■ **INSTRUCTION**: Copy all of the material exactly. Pictures are not to appear in the copy.

■ **INPUT MATERIAL**:
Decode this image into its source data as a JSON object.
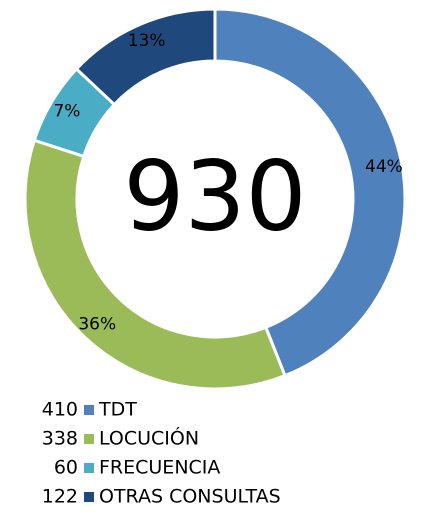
{
  "chart_data": {
    "type": "donut",
    "total": "930",
    "categories": [
      "TDT",
      "LOCUCIÓN",
      "FRECUENCIA",
      "OTRAS CONSULTAS"
    ],
    "values": [
      44,
      36,
      7,
      13
    ],
    "value_labels": [
      "44%",
      "36%",
      "7%",
      "13%"
    ],
    "counts": [
      "410",
      "338",
      "60",
      "122"
    ],
    "colors": [
      "#4f81bd",
      "#9bbb59",
      "#4bacc6",
      "#1f497d"
    ]
  }
}
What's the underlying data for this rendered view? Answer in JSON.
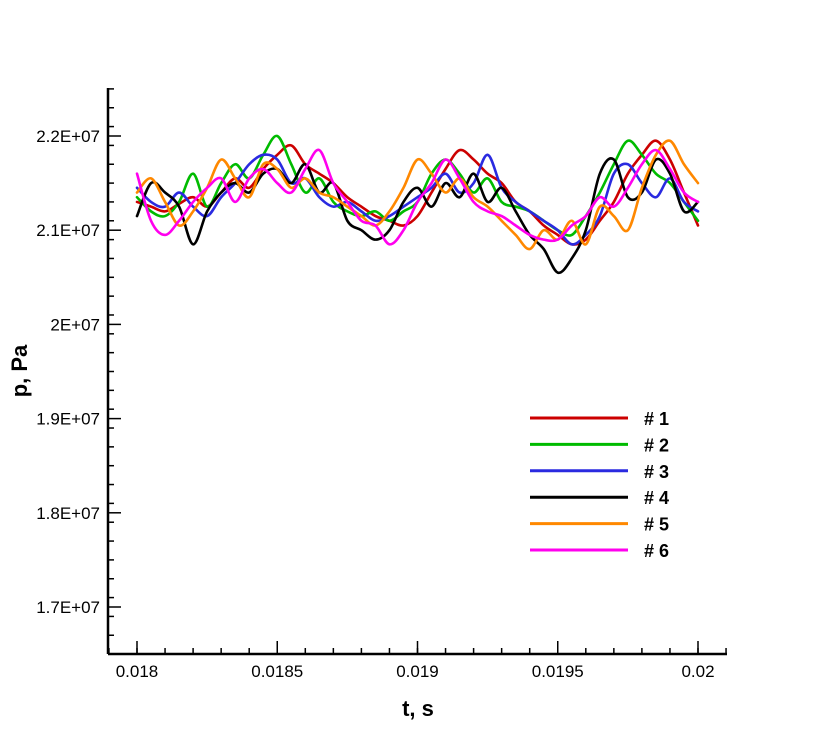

■ **RIGHT ANSWER**:
Decode this image into its source data as a JSON object.
{
  "chart_data": {
    "type": "donut",
    "total": "930",
    "categories": [
      "TDT",
      "LOCUCIÓN",
      "FRECUENCIA",
      "OTRAS CONSULTAS"
    ],
    "values": [
      44,
      36,
      7,
      13
    ],
    "value_labels": [
      "44%",
      "36%",
      "7%",
      "13%"
    ],
    "counts": [
      "410",
      "338",
      "60",
      "122"
    ],
    "colors": [
      "#4f81bd",
      "#9bbb59",
      "#4bacc6",
      "#1f497d"
    ]
  }
}
What's the underlying data for this rendered view? Answer in JSON.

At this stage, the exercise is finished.